[Material provided]:
--------------------------------
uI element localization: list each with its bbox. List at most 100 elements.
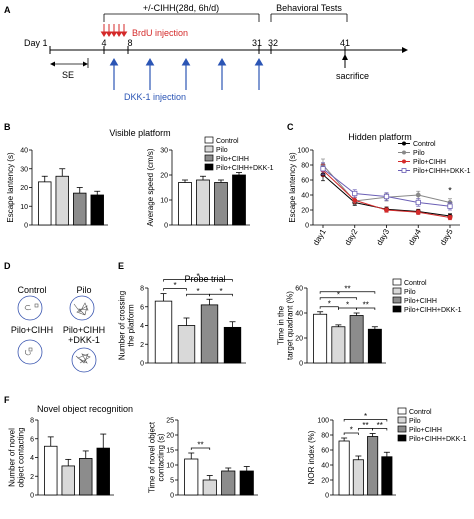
bar <box>96 447 110 496</box>
timeline-panel: +/-CIHH(28d, 6h/d) Behavioral Tests BrdU… <box>24 3 408 102</box>
y-axis-label-line: target quadrant (%) <box>286 291 295 360</box>
swim-path-panel: Control Pilo Pilo+CIHH Pilo+CIHH +DKK-1 <box>11 285 105 373</box>
brdu-injection-label: BrdU injection <box>132 28 188 38</box>
pool-label-dkk-line2: +DKK-1 <box>68 335 100 345</box>
data-point <box>415 192 421 198</box>
y-axis-label-line: Number of crossing <box>118 291 127 360</box>
pool-pilo <box>69 295 95 321</box>
day-31-label: 31 <box>252 38 262 48</box>
chart-title: Probe trial <box>184 274 225 284</box>
y-tick-label: 10 <box>20 204 28 211</box>
y-tick-label: 0 <box>325 493 329 500</box>
day-32-label: 32 <box>268 38 278 48</box>
bar <box>178 182 192 226</box>
pool-label-pilo-cihh: Pilo+CIHH <box>11 325 53 335</box>
chart-title: Visible platform <box>109 128 170 138</box>
significance-bracket <box>343 432 359 435</box>
y-axis-label-line: contacting (s) <box>157 433 166 481</box>
significance-bracket <box>343 419 388 422</box>
y-axis-label-line: Number of novel <box>8 428 17 487</box>
y-tick-label: 15 <box>166 448 174 455</box>
panel-letter-b: B <box>4 122 11 132</box>
bar <box>331 326 346 364</box>
probe-crossing-chart: 0 2 4 6 8 Number of crossingthe platform Probe… <box>118 272 246 368</box>
bar <box>338 440 350 496</box>
y-axis-label-line: Average speed (cm/s) <box>146 148 155 226</box>
data-point <box>352 197 358 203</box>
pool-label-control: Control <box>17 285 46 295</box>
legend-entry: Pilo <box>409 418 421 425</box>
significance-bracket <box>319 291 376 294</box>
y-axis-label-line: Escape lantency (s) <box>6 152 15 223</box>
legend-swatch <box>204 154 214 162</box>
y-tick-label: 20 <box>301 208 309 215</box>
bar <box>200 304 219 364</box>
x-tick-label: day4 <box>407 227 424 247</box>
y-axis-label-line: Time of novel object <box>148 421 157 493</box>
legend-entry: Control <box>413 141 436 148</box>
panel-letter-e: E <box>118 261 124 271</box>
legend-b: Control Pilo Pilo+CIHH Pilo+CIHH+DKK-1 <box>204 136 274 172</box>
legend-entry: Control <box>404 280 427 287</box>
bar <box>61 465 75 496</box>
y-tick-label: 60 <box>295 286 303 293</box>
legend-swatch <box>397 434 407 442</box>
bar <box>55 175 69 226</box>
legend-f: Control Pilo Pilo+CIHH Pilo+CIHH+DKK-1 <box>397 407 467 443</box>
legend-swatch <box>397 416 407 424</box>
y-tick-label: 0 <box>140 361 144 368</box>
y-axis-label: Number of novelobject contacting <box>8 427 26 487</box>
sacrifice-label: sacrifice <box>336 71 369 81</box>
legend-entry: Pilo <box>216 147 228 154</box>
visible-platform-latency-chart: 0 10 20 30 40 Escape lantency (s) Visible plat… <box>6 128 171 230</box>
y-tick-label: 5 <box>170 478 174 485</box>
significance-star: ** <box>362 421 368 430</box>
se-label: SE <box>62 70 74 80</box>
legend-swatch <box>392 278 402 286</box>
y-tick-label: 40 <box>321 463 329 470</box>
y-tick-label: 8 <box>140 286 144 293</box>
significance-bracket <box>356 307 376 310</box>
legend-entry: Pilo+CIHH <box>216 156 249 163</box>
pool-pilo-cihh-dkk <box>71 347 97 373</box>
significance-star: * <box>219 287 222 296</box>
cihh-period-label: +/-CIHH(28d, 6h/d) <box>143 3 219 13</box>
y-tick-label: 40 <box>20 148 28 155</box>
significance-bracket <box>190 447 211 450</box>
x-tick-label: day5 <box>438 227 455 247</box>
average-speed-chart: 0 10 20 30 Average speed (cm/s) <box>146 148 250 230</box>
bar <box>367 436 379 496</box>
legend-marker <box>401 168 407 173</box>
legend-e: Control Pilo Pilo+CIHH Pilo+CIHH+DKK-1 <box>392 278 462 314</box>
bar <box>196 179 210 226</box>
chart-title: Novel object recognition <box>37 404 133 414</box>
data-point <box>447 215 453 220</box>
bar <box>154 300 173 364</box>
legend-entry: Pilo <box>413 150 425 157</box>
y-tick-label: 40 <box>301 193 309 200</box>
bar <box>214 182 228 226</box>
legend-entry: Pilo+CIHH <box>409 427 442 434</box>
significance-star: ** <box>197 441 203 450</box>
brdu-arrows <box>100 24 128 37</box>
panel-letter-d: D <box>4 261 11 271</box>
significance-star: ** <box>377 421 383 430</box>
y-tick-label: 0 <box>164 223 168 230</box>
bar <box>232 174 246 226</box>
bar <box>367 328 382 364</box>
bar <box>79 458 93 496</box>
legend-swatch <box>397 425 407 433</box>
legend-marker <box>402 150 406 155</box>
x-tick-label: day1 <box>311 227 328 247</box>
legend-swatch <box>392 305 402 313</box>
bar <box>349 315 364 364</box>
y-tick-label: 0 <box>24 223 28 230</box>
legend-entry: Pilo+CIHH+DKK-1 <box>216 165 274 172</box>
y-tick-label: 8 <box>30 418 34 425</box>
day-4-label: 4 <box>101 38 106 48</box>
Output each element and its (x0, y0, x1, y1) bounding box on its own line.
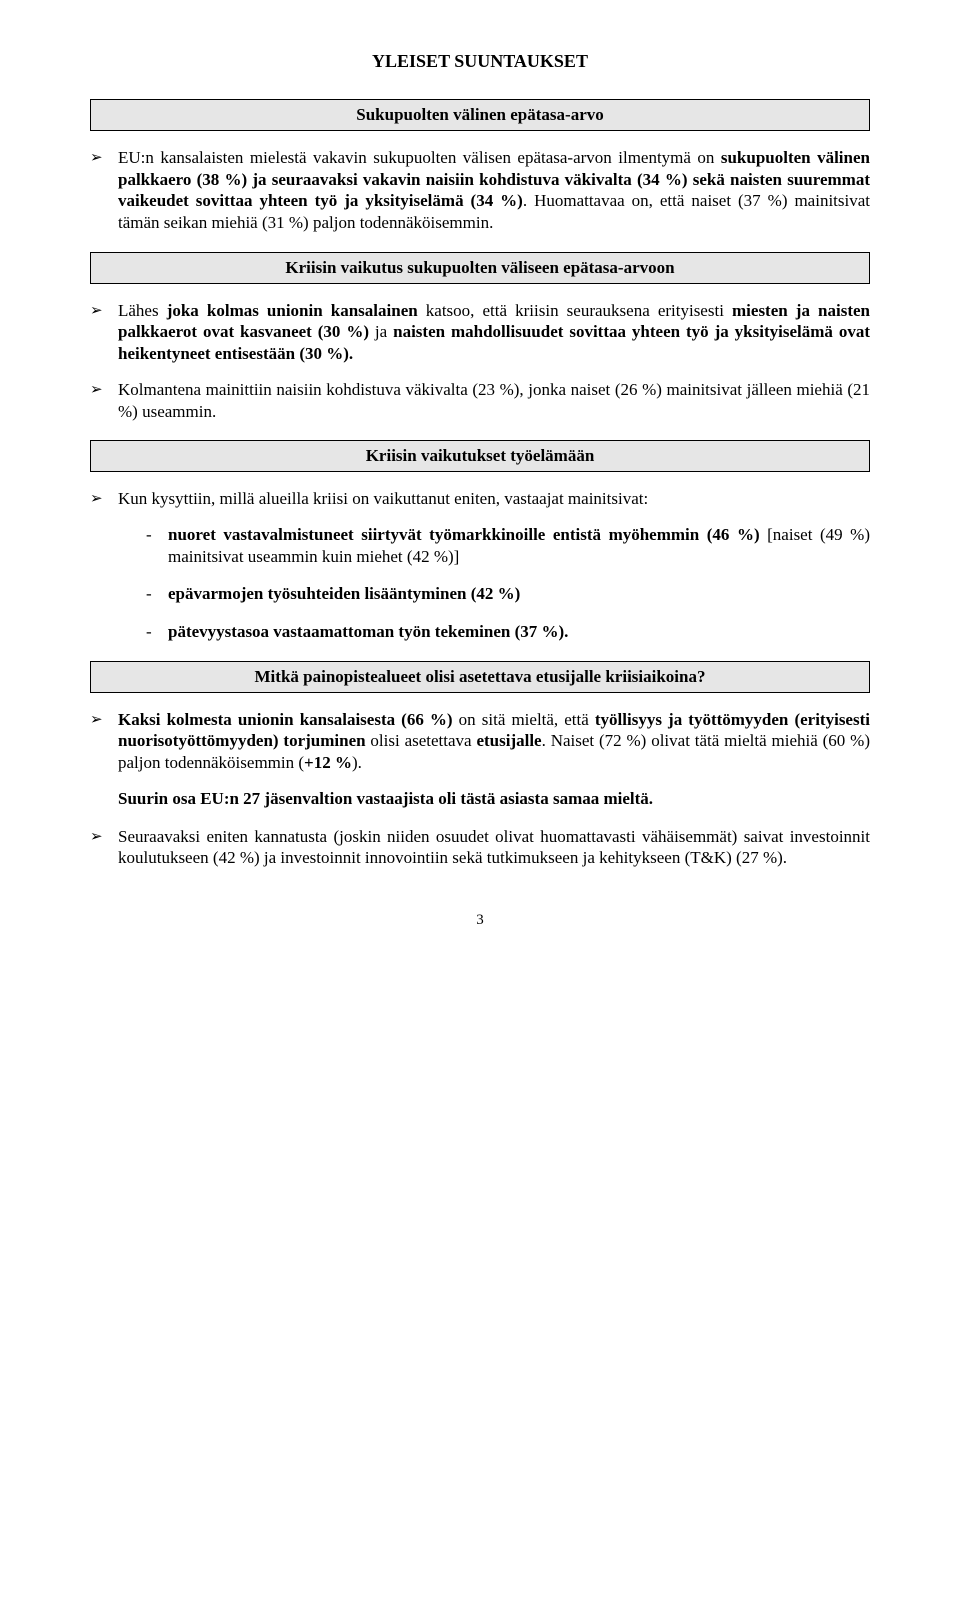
text-bold: nuoret vastavalmistuneet siirtyvät työma… (168, 525, 760, 544)
paragraph: pätevyystasoa vastaamattoman työn tekemi… (168, 621, 870, 643)
text: ja (369, 322, 393, 341)
bullet-marker: ➢ (90, 147, 118, 234)
text: katsoo, että kriisin seurauksena erityis… (418, 301, 732, 320)
section-heading-2: Kriisin vaikutus sukupuolten väliseen ep… (90, 252, 870, 284)
document-page: YLEISET SUUNTAUKSET Sukupuolten välinen … (0, 0, 960, 960)
text: EU:n kansalaisten mielestä vakavin sukup… (118, 148, 721, 167)
dash-marker: - (146, 524, 168, 568)
paragraph: Lähes joka kolmas unionin kansalainen ka… (118, 300, 870, 365)
main-title: YLEISET SUUNTAUKSET (90, 50, 870, 73)
section-heading-3: Kriisin vaikutukset työelämään (90, 440, 870, 472)
bullet-marker: ➢ (90, 826, 118, 870)
text-bold: Suurin osa EU:n 27 jäsenvaltion vastaaji… (118, 789, 653, 808)
section-heading-1: Sukupuolten välinen epätasa-arvo (90, 99, 870, 131)
section-heading-4: Mitkä painopistealueet olisi asetettava … (90, 661, 870, 693)
text-bold: etusijalle (476, 731, 541, 750)
sub-item: - nuoret vastavalmistuneet siirtyvät työ… (146, 524, 870, 568)
text-bold: joka kolmas unionin kansalainen (167, 301, 418, 320)
bullet-item: ➢ Seuraavaksi eniten kannatusta (joskin … (90, 826, 870, 870)
text: olisi asetettava (366, 731, 477, 750)
bullet-item: ➢ Kun kysyttiin, millä alueilla kriisi o… (90, 488, 870, 510)
dash-marker: - (146, 621, 168, 643)
sub-item: - pätevyystasoa vastaamattoman työn teke… (146, 621, 870, 643)
bullet-marker: ➢ (90, 488, 118, 510)
bullet-item: ➢ Lähes joka kolmas unionin kansalainen … (90, 300, 870, 365)
bullet-item: Suurin osa EU:n 27 jäsenvaltion vastaaji… (118, 788, 870, 810)
text-bold: pätevyystasoa vastaamattoman työn tekemi… (168, 622, 568, 641)
paragraph: EU:n kansalaisten mielestä vakavin sukup… (118, 147, 870, 234)
text: Lähes (118, 301, 167, 320)
bullet-item: ➢ EU:n kansalaisten mielestä vakavin suk… (90, 147, 870, 234)
paragraph: Seuraavaksi eniten kannatusta (joskin ni… (118, 826, 870, 870)
bullet-marker: ➢ (90, 379, 118, 423)
paragraph: nuoret vastavalmistuneet siirtyvät työma… (168, 524, 870, 568)
paragraph: Kun kysyttiin, millä alueilla kriisi on … (118, 488, 870, 510)
text-bold: +12 % (304, 753, 352, 772)
sub-list: - nuoret vastavalmistuneet siirtyvät työ… (146, 524, 870, 643)
paragraph: Kolmantena mainittiin naisiin kohdistuva… (118, 379, 870, 423)
paragraph: epävarmojen työsuhteiden lisääntyminen (… (168, 583, 870, 605)
text-bold: Kaksi kolmesta unionin kansalaisesta (66… (118, 710, 453, 729)
paragraph: Suurin osa EU:n 27 jäsenvaltion vastaaji… (118, 788, 870, 810)
sub-item: - epävarmojen työsuhteiden lisääntyminen… (146, 583, 870, 605)
bullet-marker: ➢ (90, 709, 118, 774)
bullet-item: ➢ Kaksi kolmesta unionin kansalaisesta (… (90, 709, 870, 774)
text: on sitä mieltä, että (453, 710, 595, 729)
text-bold: epävarmojen työsuhteiden lisääntyminen (… (168, 584, 520, 603)
bullet-marker: ➢ (90, 300, 118, 365)
dash-marker: - (146, 583, 168, 605)
bullet-item: ➢ Kolmantena mainittiin naisiin kohdistu… (90, 379, 870, 423)
page-number: 3 (90, 911, 870, 930)
paragraph: Kaksi kolmesta unionin kansalaisesta (66… (118, 709, 870, 774)
text: ). (352, 753, 362, 772)
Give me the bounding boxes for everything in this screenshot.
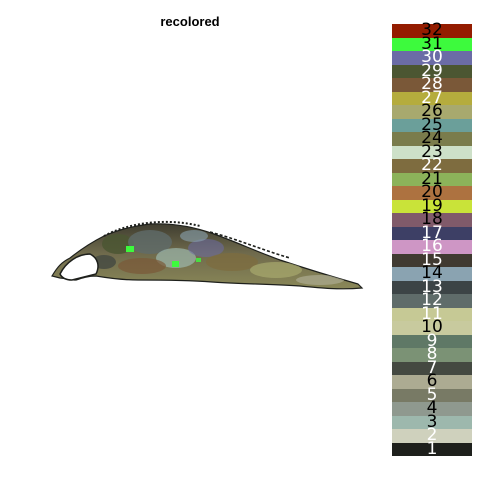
legend-swatch-21: [392, 172, 472, 187]
legend-swatch-17: [392, 226, 472, 241]
legend-swatch-6: [392, 375, 472, 389]
legend-swatch-14: [392, 267, 472, 281]
legend-swatch-11: [392, 307, 472, 322]
legend-swatch-1: [392, 442, 472, 457]
specimen-image: [51, 220, 364, 290]
legend-swatch-29: [392, 64, 472, 79]
specimen-silhouette: [51, 220, 364, 290]
legend-swatch-22: [392, 159, 472, 173]
legend-swatch-18: [392, 213, 472, 227]
plot-title: recolored: [160, 14, 220, 29]
legend-swatch-16: [392, 240, 472, 254]
legend-swatch-9: [392, 334, 472, 349]
legend-swatch-10: [392, 321, 472, 335]
legend-swatch-28: [392, 78, 472, 92]
legend-swatch-13: [392, 280, 472, 295]
color-legend: 1 2 3 4 5 6 7 8 9 10 11 12 13 14 15 16 17 18 19 20 21 22 23 24 2…: [392, 22, 472, 457]
legend-swatch-5: [392, 388, 472, 403]
legend-swatch-12: [392, 294, 472, 308]
legend-swatch-31: [392, 37, 472, 52]
legend-swatch-27: [392, 91, 472, 106]
legend-swatch-15: [392, 253, 472, 268]
legend-swatch-25: [392, 118, 472, 133]
legend-swatch-23: [392, 145, 472, 160]
legend-swatch-8: [392, 348, 472, 362]
legend-swatch-24: [392, 132, 472, 146]
legend-swatch-30: [392, 51, 472, 65]
legend-swatch-7: [392, 361, 472, 376]
legend-swatch-2: [392, 429, 472, 443]
legend-swatch-4: [392, 402, 472, 416]
legend-swatch-3: [392, 415, 472, 430]
legend-swatch-20: [392, 186, 472, 200]
legend-swatch-32: [392, 24, 472, 38]
legend-swatch-26: [392, 105, 472, 119]
legend-swatch-19: [392, 199, 472, 214]
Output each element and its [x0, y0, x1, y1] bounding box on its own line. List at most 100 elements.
--------------------------------
[The problem]: In the records, from the line with "text-bold: nuoret vastavalmistuneet" to the line with "bullet-item: ➢ EU:n", switch every "bullet-marker" to "list-marker". Give only those lines again, with nothing else changed.

[Correct output]:
text-bold: nuoret vastavalmistuneet siirtyvät työma… (168, 525, 760, 544)
paragraph: pätevyystasoa vastaamattoman työn tekemi… (168, 621, 870, 643)
text: ja (369, 322, 393, 341)
list-marker: ➢ (90, 147, 118, 234)
text: katsoo, että kriisin seurauksena erityis… (418, 301, 732, 320)
section-heading-2: Kriisin vaikutus sukupuolten väliseen ep… (90, 252, 870, 284)
document-page: YLEISET SUUNTAUKSET Sukupuolten välinen … (0, 0, 960, 960)
text: EU:n kansalaisten mielestä vakavin sukup… (118, 148, 721, 167)
dash-marker: - (146, 524, 168, 568)
paragraph: Lähes joka kolmas unionin kansalainen ka… (118, 300, 870, 365)
main-title: YLEISET SUUNTAUKSET (90, 50, 870, 73)
section-heading-3: Kriisin vaikutukset työelämään (90, 440, 870, 472)
list-marker: ➢ (90, 826, 118, 870)
text-bold: Suurin osa EU:n 27 jäsenvaltion vastaaji… (118, 789, 653, 808)
section-heading-1: Sukupuolten välinen epätasa-arvo (90, 99, 870, 131)
section-heading-4: Mitkä painopistealueet olisi asetettava … (90, 661, 870, 693)
text-bold: etusijalle (476, 731, 541, 750)
sub-item: - nuoret vastavalmistuneet siirtyvät työ… (146, 524, 870, 568)
text-bold: joka kolmas unionin kansalainen (167, 301, 418, 320)
bullet-item: ➢ Seuraavaksi eniten kannatusta (joskin … (90, 826, 870, 870)
text: olisi asetettava (366, 731, 477, 750)
bullet-item: ➢ Kun kysyttiin, millä alueilla kriisi o… (90, 488, 870, 510)
dash-marker: - (146, 621, 168, 643)
sub-item: - pätevyystasoa vastaamattoman työn teke… (146, 621, 870, 643)
list-marker: ➢ (90, 488, 118, 510)
bullet-item: ➢ Lähes joka kolmas unionin kansalainen … (90, 300, 870, 365)
bullet-item: Suurin osa EU:n 27 jäsenvaltion vastaaji… (118, 788, 870, 810)
text-bold: pätevyystasoa vastaamattoman työn tekemi… (168, 622, 568, 641)
paragraph: EU:n kansalaisten mielestä vakavin sukup… (118, 147, 870, 234)
text: Lähes (118, 301, 167, 320)
bullet-item: ➢ EU:n kansalaisten mielestä vakavin suk… (90, 147, 870, 234)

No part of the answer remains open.